» Problem to work on
Repeat each line exactly, leaving nothing out.

(A block of data)
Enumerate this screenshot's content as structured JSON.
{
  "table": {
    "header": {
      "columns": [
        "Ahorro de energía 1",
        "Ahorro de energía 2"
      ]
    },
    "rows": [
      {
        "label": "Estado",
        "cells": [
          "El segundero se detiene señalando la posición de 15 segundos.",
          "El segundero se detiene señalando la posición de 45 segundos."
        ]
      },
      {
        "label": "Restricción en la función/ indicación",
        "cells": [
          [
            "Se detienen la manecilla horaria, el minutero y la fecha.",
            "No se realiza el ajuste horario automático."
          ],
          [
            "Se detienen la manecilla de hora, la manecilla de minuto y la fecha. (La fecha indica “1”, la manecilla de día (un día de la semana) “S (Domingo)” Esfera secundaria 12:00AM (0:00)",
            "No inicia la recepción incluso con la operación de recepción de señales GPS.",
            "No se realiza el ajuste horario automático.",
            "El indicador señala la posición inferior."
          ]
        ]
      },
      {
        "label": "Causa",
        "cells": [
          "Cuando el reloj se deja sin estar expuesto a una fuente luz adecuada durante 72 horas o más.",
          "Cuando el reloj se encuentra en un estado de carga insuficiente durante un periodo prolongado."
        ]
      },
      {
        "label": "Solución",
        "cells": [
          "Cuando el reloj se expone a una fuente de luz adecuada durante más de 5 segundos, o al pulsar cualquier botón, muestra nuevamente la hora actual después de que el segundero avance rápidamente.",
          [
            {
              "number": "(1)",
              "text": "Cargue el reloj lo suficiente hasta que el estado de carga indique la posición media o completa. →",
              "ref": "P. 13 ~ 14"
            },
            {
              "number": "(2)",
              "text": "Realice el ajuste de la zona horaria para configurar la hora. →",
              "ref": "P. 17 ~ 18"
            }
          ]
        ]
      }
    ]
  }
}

» Solution
Enumerate this screenshot's content as structured JSON.
{
  "table": {
    "header": {
      "columns": [
        "Ahorro de energía 1",
        "Ahorro de energía 2"
      ]
    },
    "rows": [
      {
        "label": "Estado",
        "cells": [
          "El segundero se detiene señalando la posición de 15 segundos.",
          "El segundero se detiene señalando la posición de 45 segundos."
        ]
      },
      {
        "label": "Restricción en la función/ indicación",
        "cells": [
          [
            "Se detienen la manecilla horaria, el minutero y la fecha.",
            "No se realiza el ajuste horario automático."
          ],
          [
            "Se detienen la manecilla de hora, la manecilla de minuto y la fecha. (La fecha indica “1”, la manecilla de día (un día de la semana) “S (Domingo)” Esfera secundaria 12:00AM (0:00)",
            "No inicia la recepción incluso con la operación de recepción de señales GPS.",
            "No se realiza el ajuste horario automático.",
            "El indicador señala la posición inferior."
          ]
        ]
      },
      {
        "label": "Causa",
        "cells": [
          "Cuando el reloj se deja sin estar expuesto a una fuente luz adecuada durante 72 horas o más.",
          "Cuando el reloj se encuentra en un estado de carga insuficiente durante un periodo prolongado."
        ]
      },
      {
        "label": "Solución",
        "cells": [
          "Cuando el reloj se expone a una fuente de luz adecuada durante más de 5 segundos, o al pulsar cualquier botón, muestra nuevamente la hora actual después de que el segundero avance rápidamente.",
          [
            {
              "number": "(1)",
              "text": "Cargue el reloj lo suficiente hasta que el estado de carga indique la posición media o completa. →",
              "ref": "P. 13 ~ 14"
            },
            {
              "number": "(2)",
              "text": "Realice el ajuste de la zona horaria para configurar la hora. →",
              "ref": "P. 17 ~ 18"
            }
          ]
        ]
      }
    ]
  }
}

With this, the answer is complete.